_Activity A_
In the news article on the ESA satellite plan, condense the paragraph beginning "The funding plan will see ESA work" into one shorter sentence that keeps its main facts.
_Activity B_
According to the news article on the ESA satellite plan, what total budget will ESA request over the next three years?
_Activity C_
Write the next few paragraphs of the news article on the ESA satellite plan, picking up after its final sentence.

_Given text_
--- START ---

Thursday, November 6, 2025
HomeEUROPE NEWSEuropean Space Agency launches into defence with military satellite plan 

European Space Agency launches into defence with military satellite plan 



The European Space Agency (ESA) will in November ask its member countries to contribute “roughly €1 billion” for the development of a military-grade reconnaissance satellite network, the organisation’s director general, Josef Aschbacher, told Euractiv. 

The funding plan will see ESA work on an EU programme that aims to help militaries and governments counter threats and manage natural disasters by beaming ultra-high-resolution optical imagery back to Earth at intervals of under 30 minutes.

“Strategically, it is very important because it’s really dedicated to a new group of users, that means security and defence users,” said Aschbacher, speaking on the sidelines of the European Space Policy Institute’s annual conference in Vienna.

The bloc’s other space programmes, such as Galileo, a GPS alternative for geo-navigation, and Copernicus, which is used to monitor the effects of climate change, are principally used for civilian purposes.

Aschbacher said the reconnaissance constellation will be part of a total €22 billion budget request from ESA over the next three years. The details will be hammered out at a funding summit next month in Bremen, with capitals asked to contribute to various programmes.

--- END ---

Page layout parsing data:
--- START ---

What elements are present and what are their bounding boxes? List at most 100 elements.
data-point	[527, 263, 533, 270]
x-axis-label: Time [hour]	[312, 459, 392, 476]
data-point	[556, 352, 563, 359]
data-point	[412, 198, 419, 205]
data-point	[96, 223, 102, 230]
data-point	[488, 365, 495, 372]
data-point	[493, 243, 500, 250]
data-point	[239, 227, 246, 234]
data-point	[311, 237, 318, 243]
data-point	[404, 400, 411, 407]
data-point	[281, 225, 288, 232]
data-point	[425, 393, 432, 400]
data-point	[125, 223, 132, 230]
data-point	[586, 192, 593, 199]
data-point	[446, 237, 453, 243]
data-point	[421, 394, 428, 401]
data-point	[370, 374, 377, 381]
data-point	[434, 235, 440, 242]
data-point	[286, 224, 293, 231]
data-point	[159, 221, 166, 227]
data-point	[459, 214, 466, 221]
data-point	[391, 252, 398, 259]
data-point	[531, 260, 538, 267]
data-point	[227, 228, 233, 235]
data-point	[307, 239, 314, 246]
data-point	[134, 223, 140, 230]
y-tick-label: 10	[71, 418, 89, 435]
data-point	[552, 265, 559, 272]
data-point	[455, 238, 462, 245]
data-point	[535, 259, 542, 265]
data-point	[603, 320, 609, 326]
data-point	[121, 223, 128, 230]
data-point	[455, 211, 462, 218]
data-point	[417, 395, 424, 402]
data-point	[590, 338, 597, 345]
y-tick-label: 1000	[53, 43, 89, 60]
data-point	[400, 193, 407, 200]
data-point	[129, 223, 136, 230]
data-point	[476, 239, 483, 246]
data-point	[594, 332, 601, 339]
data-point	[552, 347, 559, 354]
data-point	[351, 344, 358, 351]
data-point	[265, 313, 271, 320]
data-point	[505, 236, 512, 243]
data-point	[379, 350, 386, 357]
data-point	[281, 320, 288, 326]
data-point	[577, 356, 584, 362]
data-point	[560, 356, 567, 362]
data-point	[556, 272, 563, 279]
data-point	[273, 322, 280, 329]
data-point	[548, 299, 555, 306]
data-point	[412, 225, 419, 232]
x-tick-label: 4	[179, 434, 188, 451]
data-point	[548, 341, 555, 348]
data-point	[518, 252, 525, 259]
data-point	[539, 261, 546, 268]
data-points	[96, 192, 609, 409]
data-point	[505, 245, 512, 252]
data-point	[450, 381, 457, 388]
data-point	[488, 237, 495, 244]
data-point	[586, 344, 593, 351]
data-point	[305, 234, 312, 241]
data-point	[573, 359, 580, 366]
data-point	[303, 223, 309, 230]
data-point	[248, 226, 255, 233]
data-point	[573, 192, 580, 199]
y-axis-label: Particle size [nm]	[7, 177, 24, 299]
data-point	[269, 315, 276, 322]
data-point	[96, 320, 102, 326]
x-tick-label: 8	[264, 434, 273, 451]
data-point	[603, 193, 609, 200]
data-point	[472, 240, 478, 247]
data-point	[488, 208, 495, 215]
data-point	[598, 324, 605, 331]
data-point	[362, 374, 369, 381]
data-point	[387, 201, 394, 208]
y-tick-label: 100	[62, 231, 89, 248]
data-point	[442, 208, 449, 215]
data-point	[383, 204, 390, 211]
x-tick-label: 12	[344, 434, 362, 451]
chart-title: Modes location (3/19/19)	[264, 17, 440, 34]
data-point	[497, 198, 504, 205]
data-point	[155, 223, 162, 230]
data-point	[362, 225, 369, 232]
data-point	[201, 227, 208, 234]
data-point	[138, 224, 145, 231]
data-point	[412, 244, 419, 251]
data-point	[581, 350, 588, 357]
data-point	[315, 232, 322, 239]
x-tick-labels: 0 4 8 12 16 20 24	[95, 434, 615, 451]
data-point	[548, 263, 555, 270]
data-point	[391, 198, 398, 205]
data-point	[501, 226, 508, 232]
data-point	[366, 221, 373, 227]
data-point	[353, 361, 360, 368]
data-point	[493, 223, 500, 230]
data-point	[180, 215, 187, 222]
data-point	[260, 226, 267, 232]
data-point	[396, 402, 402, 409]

--- END ---

_Answer space A_
ESA will work on an EU program that helps militaries and governments counter threats and manage natural disasters by sending ultra-high-resolution optical imagery to Earth at intervals of under 30 minutes.

_Answer space B_
€22 billion.

_Answer space C_
Once considered a “forbidden” topic for the Paris-based ESA, which was founded in the 1970s to pursue projects for peaceful purposes, Aschbacher said the agency’s 22 countries have agreed that defence projects should be included to bolster security.

“It does not need a change in our convention because we discussed this at length last year; the wording ‘peaceful purposes’ is really interpreted for defence,” said Aschbacher. “The best proof of [capitals] accepting the interpretation is that they asked me to table a programme.”

The European Commission calls the new military satellite system the Earth Observation governmental service, or EOGS, while ESA calls it European Resilience from Space.

Separately, the EU is currently considering how to allocate its space spending in the seven-year budget running from 2028 to 2034.